■ Task objective
From the entries below, pull out each line where "color" appears.

* start Records for processing *

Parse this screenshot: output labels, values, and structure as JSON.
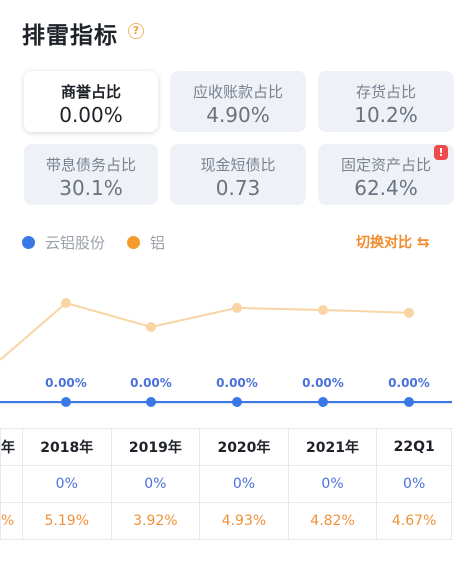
{
  "header": {
    "title": "排雷指标",
    "help_glyph": "?"
  },
  "cards": [
    {
      "label": "商誉占比",
      "value": "0.00%",
      "active": true
    },
    {
      "label": "应收账款占比",
      "value": "4.90%"
    },
    {
      "label": "存货占比",
      "value": "10.2%"
    },
    {
      "label": "带息债务占比",
      "value": "30.1%"
    },
    {
      "label": "现金短债比",
      "value": "0.73"
    },
    {
      "label": "固定资产占比",
      "value": "62.4%",
      "warning": "!"
    }
  ],
  "legend": [
    {
      "name": "云铝股份",
      "color": "#3b78e7"
    },
    {
      "name": "铝",
      "color": "#f59b2f"
    }
  ],
  "switch_label": "切换对比",
  "chart_data": {
    "type": "line",
    "categories": [
      "2018年",
      "2019年",
      "2020年",
      "2021年",
      "22Q1"
    ],
    "series": [
      {
        "name": "云铝股份",
        "values": [
          0,
          0,
          0,
          0,
          0
        ],
        "labels": [
          "0.00%",
          "0.00%",
          "0.00%",
          "0.00%",
          "0.00%"
        ],
        "color": "#3b78e7"
      },
      {
        "name": "铝",
        "values": [
          5.19,
          3.92,
          4.93,
          4.82,
          4.67
        ],
        "color": "#f9d4a4"
      }
    ]
  },
  "table": {
    "cut_header": "年",
    "cut_row2": "",
    "cut_row3": "%",
    "headers": [
      "2018年",
      "2019年",
      "2020年",
      "2021年",
      "22Q1"
    ],
    "row_company": [
      "0%",
      "0%",
      "0%",
      "0%",
      "0%"
    ],
    "row_industry": [
      "5.19%",
      "3.92%",
      "4.93%",
      "4.82%",
      "4.67%"
    ]
  }
}
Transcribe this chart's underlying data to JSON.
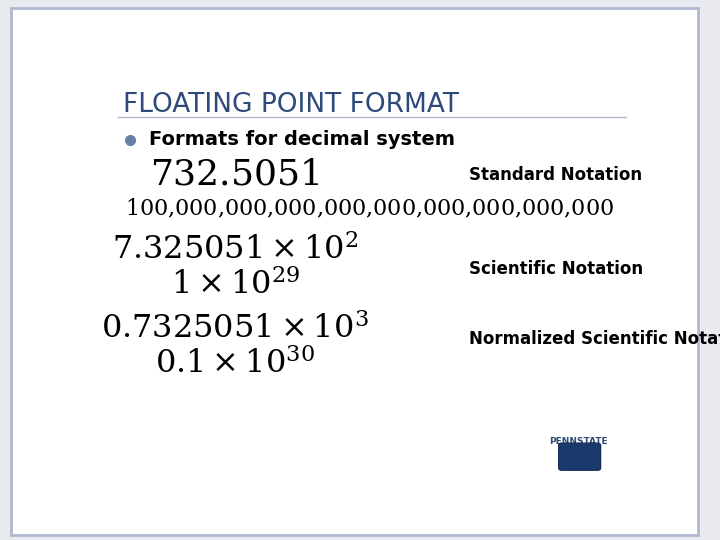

* end Records for processing *

■ Output below
      "color": "#3b78e7"
      "color": "#f59b2f"
        "color": "#3b78e7"
        "color": "#f9d4a4"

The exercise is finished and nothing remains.